▸ What you should do: Show all lines that include the string "Centro"; copy each one.

══════════

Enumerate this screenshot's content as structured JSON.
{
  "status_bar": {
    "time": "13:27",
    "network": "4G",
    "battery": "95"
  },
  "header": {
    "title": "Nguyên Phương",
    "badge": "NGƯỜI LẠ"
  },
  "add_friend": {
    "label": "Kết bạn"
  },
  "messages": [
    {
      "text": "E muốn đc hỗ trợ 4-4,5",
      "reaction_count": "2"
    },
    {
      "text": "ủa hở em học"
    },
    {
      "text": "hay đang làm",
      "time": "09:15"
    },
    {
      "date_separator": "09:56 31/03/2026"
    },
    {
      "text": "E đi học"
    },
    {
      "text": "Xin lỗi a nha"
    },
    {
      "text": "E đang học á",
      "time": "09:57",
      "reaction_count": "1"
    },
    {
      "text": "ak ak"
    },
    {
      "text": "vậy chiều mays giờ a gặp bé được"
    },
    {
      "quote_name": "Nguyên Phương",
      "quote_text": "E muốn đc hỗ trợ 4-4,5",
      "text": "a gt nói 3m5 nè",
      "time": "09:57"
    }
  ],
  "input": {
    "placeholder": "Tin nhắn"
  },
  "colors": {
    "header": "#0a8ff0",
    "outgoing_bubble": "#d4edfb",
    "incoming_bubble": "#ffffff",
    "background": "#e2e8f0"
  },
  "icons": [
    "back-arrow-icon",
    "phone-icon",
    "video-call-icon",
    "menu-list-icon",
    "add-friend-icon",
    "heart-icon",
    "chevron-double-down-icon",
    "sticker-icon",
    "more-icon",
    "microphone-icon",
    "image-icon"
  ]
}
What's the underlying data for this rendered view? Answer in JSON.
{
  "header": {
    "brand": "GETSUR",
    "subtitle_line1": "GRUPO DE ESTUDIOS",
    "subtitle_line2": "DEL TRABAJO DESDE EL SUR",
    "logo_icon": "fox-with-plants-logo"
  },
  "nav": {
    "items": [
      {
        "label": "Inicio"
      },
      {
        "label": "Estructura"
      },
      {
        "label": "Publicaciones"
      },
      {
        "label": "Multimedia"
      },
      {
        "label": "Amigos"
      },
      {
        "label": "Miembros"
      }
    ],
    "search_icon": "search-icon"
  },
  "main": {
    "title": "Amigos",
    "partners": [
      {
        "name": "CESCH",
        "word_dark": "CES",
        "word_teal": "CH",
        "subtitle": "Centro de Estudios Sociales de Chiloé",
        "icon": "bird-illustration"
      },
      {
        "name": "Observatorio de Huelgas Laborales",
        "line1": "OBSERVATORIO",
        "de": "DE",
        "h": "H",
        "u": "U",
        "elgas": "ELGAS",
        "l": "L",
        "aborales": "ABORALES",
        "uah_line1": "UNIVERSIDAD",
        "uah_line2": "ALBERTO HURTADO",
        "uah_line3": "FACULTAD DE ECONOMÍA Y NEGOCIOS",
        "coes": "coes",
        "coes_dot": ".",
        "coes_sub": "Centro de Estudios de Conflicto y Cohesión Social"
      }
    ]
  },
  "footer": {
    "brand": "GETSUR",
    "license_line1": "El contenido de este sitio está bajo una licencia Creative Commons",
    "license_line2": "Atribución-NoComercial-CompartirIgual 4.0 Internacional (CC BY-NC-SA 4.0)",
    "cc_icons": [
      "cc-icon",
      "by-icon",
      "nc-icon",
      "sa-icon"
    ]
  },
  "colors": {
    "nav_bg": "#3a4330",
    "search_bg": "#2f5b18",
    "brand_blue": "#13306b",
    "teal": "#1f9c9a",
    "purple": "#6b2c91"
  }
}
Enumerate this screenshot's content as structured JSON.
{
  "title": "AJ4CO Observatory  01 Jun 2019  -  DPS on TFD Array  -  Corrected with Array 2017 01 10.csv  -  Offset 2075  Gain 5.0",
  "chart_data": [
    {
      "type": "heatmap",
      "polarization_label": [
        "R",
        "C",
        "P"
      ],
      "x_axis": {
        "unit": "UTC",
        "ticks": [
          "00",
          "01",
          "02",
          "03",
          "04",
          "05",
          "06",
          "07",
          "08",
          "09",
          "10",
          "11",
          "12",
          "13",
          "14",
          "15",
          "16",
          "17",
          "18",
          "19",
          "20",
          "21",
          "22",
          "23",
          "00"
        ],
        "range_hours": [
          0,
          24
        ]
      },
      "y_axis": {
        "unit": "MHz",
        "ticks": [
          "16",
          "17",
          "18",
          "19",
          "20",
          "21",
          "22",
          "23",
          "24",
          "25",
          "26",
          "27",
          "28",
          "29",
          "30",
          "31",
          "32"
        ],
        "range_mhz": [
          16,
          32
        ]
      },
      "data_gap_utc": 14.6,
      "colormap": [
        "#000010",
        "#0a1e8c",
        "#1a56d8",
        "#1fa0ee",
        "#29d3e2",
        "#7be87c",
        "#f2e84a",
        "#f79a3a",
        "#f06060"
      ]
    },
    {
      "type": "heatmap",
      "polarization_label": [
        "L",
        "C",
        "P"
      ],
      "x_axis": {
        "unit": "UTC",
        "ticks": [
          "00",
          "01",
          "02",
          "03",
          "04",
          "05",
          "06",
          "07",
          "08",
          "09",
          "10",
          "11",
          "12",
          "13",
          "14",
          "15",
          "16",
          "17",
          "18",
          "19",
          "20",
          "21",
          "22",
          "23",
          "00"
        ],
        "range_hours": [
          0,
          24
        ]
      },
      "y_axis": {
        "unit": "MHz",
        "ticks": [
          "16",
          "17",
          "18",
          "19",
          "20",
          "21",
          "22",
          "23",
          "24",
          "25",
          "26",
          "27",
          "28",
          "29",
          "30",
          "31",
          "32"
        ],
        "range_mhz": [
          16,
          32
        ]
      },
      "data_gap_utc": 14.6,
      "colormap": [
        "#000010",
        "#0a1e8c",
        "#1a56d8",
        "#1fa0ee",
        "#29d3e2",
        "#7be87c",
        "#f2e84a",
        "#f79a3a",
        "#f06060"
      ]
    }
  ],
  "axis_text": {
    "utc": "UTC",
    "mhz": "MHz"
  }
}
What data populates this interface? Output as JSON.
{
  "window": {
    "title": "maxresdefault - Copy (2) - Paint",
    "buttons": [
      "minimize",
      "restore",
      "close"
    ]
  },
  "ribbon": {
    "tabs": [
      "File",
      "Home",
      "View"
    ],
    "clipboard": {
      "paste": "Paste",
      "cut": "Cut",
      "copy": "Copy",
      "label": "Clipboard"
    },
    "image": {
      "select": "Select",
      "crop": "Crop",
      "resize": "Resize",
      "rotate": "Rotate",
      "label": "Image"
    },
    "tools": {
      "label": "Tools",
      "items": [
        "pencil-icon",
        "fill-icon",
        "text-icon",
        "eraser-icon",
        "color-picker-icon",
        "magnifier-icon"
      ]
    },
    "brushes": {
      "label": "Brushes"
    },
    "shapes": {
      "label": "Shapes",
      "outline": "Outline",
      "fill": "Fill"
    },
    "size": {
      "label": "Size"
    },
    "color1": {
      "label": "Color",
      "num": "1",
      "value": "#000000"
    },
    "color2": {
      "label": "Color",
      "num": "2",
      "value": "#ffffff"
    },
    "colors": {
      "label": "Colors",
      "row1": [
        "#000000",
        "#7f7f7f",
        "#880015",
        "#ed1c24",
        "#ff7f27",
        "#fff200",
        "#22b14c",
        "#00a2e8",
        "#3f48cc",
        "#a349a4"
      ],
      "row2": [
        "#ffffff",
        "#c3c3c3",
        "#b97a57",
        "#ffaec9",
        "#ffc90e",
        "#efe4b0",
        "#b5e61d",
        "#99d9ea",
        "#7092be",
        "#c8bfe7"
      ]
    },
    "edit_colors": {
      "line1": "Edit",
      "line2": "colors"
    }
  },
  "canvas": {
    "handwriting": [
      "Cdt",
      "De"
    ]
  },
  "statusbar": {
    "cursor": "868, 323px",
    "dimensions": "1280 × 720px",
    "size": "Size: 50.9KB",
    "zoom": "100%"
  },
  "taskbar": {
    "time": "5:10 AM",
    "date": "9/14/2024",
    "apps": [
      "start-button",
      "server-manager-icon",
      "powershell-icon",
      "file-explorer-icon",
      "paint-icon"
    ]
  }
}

══════════

▸ Answer to this problem:
        "subtitle": "Centro de Estudios Sociales de Chiloé",
        "coes_sub": "Centro de Estudios de Conflicto y Cohesión Social"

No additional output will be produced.